[Énoncé] Prolongez le texte consacré aux lutteurs sénégalais en reprenant juste après sa dernière phrase.

Les lutteurs sénégalais sur le sable

Sur la plage de Mbour, ils sont parfois une trentaine à venir s’entraîner le soir à la fraîche, pour prépérer leurs – rares – combats à venir. Les lutteurs sénégalais perpétuent une tradition ancestrale. Avant l’assaut, ils s’aspergent le corps de sable, pour que les mains ne glissent pas sur les peaux gorgées de sueur. Ces colosses s’affrontent ainsi pendant une bonne heure avant d’entamer la partie musculation et assouplissement. La lutte traditionnelle sénégalaise existe aussi sous la forme de lutte avec frappe, comme à la boxe. Elle marie sport et culture, avec des chants de bravoure, et des pratiques mystiques sous la forme de grigris. Cette lutte est désormais un phénomène qui intéresse toutes les couches de la population et qui a détrôné le football pour devenir le sport n°1 au Sénégal.

[Données fournies]
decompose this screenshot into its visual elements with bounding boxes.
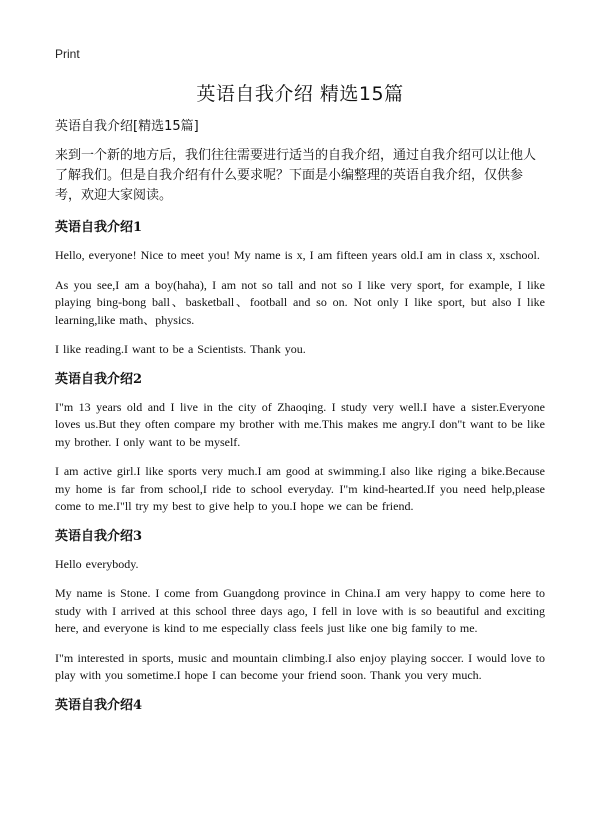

[Réponse finale]
lutteurs

Le blues de Moussa, chauffeur sénégalais

La corruption ordinaire. Le billet de 1000 francs CFA glissé dans la main du gendarme pour avoir le droit de reprendre la route après un contrôle inopiné. Un quotidien dont les Sénégalais ne veulent plus. Ils le disent. En secret. Comme Moussa qui m’accompagna à Joal, la commune où naquit Léopold Sédar Senghor, le père de la République du Sénégal. Son successeur, l’actuel président Macky Sall, a beau faire savoir qu’il déclare la guerre aux corrompus, rien ne change en profondeur. Et la fatigue des chauffeurs grandit. Comme se creuse chaque jour un peu plus la fatigue de leurs voitures.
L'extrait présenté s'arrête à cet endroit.